- **WRITTEN TASK**:
Find the lines that contain the word "frac" and copy each one.

Some records

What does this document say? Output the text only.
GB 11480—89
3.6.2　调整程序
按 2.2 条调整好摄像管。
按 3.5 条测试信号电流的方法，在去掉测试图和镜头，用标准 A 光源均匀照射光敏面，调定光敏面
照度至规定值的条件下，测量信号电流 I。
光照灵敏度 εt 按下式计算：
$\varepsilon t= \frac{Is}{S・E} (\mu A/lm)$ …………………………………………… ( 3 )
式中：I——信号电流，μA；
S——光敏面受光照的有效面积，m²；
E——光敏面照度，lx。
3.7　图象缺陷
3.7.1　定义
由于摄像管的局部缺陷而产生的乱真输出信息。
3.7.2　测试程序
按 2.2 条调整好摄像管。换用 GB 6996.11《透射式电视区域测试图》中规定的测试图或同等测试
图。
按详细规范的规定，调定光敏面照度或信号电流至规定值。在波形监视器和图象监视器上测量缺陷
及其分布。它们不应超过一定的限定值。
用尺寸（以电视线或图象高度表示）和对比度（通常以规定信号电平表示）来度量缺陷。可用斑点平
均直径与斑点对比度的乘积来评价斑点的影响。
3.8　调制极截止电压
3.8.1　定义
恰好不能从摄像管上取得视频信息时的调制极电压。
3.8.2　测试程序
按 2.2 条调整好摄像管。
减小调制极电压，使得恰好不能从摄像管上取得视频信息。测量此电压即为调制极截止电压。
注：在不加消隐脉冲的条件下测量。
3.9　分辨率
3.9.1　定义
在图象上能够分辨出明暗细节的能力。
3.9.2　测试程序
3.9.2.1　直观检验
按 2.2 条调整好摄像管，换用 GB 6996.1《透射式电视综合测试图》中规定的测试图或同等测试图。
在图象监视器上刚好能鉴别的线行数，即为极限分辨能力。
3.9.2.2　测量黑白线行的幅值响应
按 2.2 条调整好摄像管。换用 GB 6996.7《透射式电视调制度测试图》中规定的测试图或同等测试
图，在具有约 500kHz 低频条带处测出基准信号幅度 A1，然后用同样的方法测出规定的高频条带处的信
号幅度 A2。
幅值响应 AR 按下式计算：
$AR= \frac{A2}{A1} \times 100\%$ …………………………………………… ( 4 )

- **RESPONSE**:
$\varepsilon t= \frac{Is}{S・E} (\mu A/lm)$ …………………………………………… ( 3 )
$AR= \frac{A2}{A1} \times 100\%$ …………………………………………… ( 4 )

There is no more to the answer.